### Data provided ###

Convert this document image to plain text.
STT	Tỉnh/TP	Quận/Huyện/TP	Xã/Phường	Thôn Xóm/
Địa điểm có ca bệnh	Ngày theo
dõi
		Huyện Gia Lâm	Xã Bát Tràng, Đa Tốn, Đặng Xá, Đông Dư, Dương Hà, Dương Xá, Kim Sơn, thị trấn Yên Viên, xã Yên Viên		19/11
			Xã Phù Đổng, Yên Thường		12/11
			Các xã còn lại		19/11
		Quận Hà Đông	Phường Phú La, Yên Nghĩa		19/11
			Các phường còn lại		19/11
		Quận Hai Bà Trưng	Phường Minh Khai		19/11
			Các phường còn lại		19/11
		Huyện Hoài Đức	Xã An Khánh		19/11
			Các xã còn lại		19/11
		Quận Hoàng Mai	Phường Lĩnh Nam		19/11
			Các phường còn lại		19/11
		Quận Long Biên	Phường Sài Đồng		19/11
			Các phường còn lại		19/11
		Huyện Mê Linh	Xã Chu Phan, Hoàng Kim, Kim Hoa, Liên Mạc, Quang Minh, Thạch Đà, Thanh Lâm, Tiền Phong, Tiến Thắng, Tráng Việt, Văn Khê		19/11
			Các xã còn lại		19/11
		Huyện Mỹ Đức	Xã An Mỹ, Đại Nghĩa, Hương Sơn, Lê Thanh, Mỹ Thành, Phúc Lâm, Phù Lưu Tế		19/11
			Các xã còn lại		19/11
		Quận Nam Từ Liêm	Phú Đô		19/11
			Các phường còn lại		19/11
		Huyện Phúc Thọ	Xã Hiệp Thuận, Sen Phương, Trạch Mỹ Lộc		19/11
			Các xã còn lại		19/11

###

Extract every line containing the string "Minh" from the data above.

		Quận Hai Bà Trưng	Phường Minh Khai		19/11
		Huyện Mê Linh	Xã Chu Phan, Hoàng Kim, Kim Hoa, Liên Mạc, Quang Minh, Thạch Đà, Thanh Lâm, Tiền Phong, Tiến Thắng, Tráng Việt, Văn Khê		19/11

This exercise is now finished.